>> Begin
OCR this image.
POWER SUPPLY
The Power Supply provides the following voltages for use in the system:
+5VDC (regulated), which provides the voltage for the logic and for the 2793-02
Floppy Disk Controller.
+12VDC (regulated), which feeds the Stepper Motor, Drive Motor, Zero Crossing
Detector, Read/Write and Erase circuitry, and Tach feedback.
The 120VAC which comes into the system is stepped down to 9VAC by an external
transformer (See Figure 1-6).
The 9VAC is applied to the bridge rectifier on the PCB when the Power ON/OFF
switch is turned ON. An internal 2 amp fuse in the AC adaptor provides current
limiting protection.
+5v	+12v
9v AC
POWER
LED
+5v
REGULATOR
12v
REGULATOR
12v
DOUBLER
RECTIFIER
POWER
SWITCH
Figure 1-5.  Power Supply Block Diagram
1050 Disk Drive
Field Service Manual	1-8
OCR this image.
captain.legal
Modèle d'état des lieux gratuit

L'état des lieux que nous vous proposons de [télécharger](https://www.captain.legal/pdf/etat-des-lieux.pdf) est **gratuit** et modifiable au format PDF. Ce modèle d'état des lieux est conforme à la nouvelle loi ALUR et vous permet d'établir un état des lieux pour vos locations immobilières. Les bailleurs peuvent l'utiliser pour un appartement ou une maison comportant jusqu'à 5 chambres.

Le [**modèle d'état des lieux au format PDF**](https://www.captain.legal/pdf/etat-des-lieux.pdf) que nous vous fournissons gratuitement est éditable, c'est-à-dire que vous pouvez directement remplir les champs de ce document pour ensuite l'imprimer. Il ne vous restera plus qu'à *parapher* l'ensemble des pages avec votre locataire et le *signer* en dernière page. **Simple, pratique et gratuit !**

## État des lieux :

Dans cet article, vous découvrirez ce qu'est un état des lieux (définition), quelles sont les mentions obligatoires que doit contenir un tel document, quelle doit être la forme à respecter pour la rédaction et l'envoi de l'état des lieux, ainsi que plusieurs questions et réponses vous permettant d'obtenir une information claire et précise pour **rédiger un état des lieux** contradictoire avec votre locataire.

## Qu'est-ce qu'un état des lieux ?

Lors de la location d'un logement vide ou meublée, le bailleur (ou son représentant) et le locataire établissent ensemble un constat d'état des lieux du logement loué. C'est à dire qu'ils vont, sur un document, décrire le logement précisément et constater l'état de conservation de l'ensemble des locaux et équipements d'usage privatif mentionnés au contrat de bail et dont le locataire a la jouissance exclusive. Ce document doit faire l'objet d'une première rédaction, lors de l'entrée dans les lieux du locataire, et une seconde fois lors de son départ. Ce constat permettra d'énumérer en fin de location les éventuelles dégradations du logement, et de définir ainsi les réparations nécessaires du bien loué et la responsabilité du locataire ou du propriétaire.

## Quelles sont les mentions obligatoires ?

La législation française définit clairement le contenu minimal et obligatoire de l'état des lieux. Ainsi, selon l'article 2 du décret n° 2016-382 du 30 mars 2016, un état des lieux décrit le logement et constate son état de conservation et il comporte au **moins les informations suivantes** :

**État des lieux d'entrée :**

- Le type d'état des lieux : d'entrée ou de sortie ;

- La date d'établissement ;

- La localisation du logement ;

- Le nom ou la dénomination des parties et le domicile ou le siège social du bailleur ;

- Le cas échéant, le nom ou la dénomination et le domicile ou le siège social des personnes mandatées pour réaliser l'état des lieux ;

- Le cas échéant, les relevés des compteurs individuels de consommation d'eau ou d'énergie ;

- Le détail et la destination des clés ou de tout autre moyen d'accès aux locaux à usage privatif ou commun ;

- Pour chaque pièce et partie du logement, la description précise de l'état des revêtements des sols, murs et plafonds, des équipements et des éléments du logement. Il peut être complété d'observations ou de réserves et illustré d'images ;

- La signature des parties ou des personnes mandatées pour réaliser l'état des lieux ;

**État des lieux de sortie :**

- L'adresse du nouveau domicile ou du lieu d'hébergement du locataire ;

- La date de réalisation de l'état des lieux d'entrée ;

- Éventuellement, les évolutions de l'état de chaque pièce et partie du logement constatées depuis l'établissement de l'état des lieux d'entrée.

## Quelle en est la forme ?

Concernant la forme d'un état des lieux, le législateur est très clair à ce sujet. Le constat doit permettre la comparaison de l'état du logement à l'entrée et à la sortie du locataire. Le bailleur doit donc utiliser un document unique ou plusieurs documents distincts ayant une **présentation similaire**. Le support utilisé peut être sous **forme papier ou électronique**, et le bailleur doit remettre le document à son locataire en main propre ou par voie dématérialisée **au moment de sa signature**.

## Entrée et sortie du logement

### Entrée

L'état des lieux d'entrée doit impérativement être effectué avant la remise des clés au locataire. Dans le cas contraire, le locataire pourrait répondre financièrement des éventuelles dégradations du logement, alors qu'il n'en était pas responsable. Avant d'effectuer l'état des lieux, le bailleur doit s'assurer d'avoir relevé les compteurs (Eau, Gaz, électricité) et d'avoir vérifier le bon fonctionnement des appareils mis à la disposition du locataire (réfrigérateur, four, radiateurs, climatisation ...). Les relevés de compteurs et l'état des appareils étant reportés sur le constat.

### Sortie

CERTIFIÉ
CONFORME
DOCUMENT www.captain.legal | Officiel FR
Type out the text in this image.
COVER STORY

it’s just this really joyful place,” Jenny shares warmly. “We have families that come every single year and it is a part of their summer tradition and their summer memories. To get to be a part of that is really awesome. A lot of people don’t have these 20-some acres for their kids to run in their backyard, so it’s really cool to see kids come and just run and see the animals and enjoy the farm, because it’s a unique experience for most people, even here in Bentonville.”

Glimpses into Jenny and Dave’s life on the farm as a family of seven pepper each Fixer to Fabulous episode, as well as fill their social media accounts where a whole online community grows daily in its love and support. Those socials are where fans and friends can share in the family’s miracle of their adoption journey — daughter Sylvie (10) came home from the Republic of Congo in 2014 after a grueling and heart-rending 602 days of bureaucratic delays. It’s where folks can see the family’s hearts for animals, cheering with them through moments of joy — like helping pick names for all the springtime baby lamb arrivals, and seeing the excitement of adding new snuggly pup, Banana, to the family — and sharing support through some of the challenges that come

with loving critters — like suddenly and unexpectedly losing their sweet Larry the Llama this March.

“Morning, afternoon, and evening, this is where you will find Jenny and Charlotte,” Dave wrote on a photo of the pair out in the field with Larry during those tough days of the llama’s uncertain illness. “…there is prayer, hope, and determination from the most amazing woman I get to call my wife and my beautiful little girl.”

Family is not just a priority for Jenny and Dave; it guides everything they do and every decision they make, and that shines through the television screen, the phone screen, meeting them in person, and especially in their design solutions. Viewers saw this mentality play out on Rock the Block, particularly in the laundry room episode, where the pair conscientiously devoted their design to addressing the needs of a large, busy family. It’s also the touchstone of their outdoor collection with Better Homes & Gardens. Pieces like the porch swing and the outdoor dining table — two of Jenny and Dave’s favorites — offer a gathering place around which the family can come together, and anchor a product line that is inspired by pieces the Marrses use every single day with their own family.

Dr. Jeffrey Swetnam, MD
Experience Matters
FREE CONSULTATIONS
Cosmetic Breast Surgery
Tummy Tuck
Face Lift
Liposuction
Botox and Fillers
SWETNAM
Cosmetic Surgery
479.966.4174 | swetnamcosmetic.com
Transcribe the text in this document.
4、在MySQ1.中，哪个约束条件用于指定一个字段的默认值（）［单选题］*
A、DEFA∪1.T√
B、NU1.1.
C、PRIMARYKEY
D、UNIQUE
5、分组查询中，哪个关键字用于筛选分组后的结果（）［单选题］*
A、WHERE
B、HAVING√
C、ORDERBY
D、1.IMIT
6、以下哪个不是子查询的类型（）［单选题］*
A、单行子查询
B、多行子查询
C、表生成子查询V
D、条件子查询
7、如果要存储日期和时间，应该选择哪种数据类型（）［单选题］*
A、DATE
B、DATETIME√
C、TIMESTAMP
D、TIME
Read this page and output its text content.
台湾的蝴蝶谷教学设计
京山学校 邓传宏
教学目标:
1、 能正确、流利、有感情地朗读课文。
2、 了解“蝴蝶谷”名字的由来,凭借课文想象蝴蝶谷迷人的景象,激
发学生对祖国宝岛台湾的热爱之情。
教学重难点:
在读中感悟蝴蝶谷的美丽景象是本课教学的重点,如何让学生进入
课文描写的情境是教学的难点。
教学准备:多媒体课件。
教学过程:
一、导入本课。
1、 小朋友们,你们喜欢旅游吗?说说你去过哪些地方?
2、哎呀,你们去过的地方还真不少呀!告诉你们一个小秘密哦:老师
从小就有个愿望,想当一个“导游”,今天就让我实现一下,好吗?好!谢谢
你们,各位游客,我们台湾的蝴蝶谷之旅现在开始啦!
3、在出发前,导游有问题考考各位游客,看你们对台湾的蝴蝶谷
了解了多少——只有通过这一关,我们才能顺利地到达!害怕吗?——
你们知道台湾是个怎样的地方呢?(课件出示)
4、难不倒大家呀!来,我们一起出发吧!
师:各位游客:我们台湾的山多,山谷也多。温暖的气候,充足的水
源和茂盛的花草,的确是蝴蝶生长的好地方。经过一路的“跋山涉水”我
>> End
* [Description of the task]
Select the lines from the entries that include the word "obligatoires".

* [Task output]
Dans cet article, vous découvrirez ce qu'est un état des lieux (définition), quelles sont les mentions obligatoires que doit contenir un tel document, quelle doit être la forme à respecter pour la rédaction et l'envoi de l'état des lieux, ainsi que plusieurs questions et réponses vous permettant d'obtenir une information claire et précise pour **rédiger un état des lieux** contradictoire avec votre locataire.
## Quelles sont les mentions obligatoires ?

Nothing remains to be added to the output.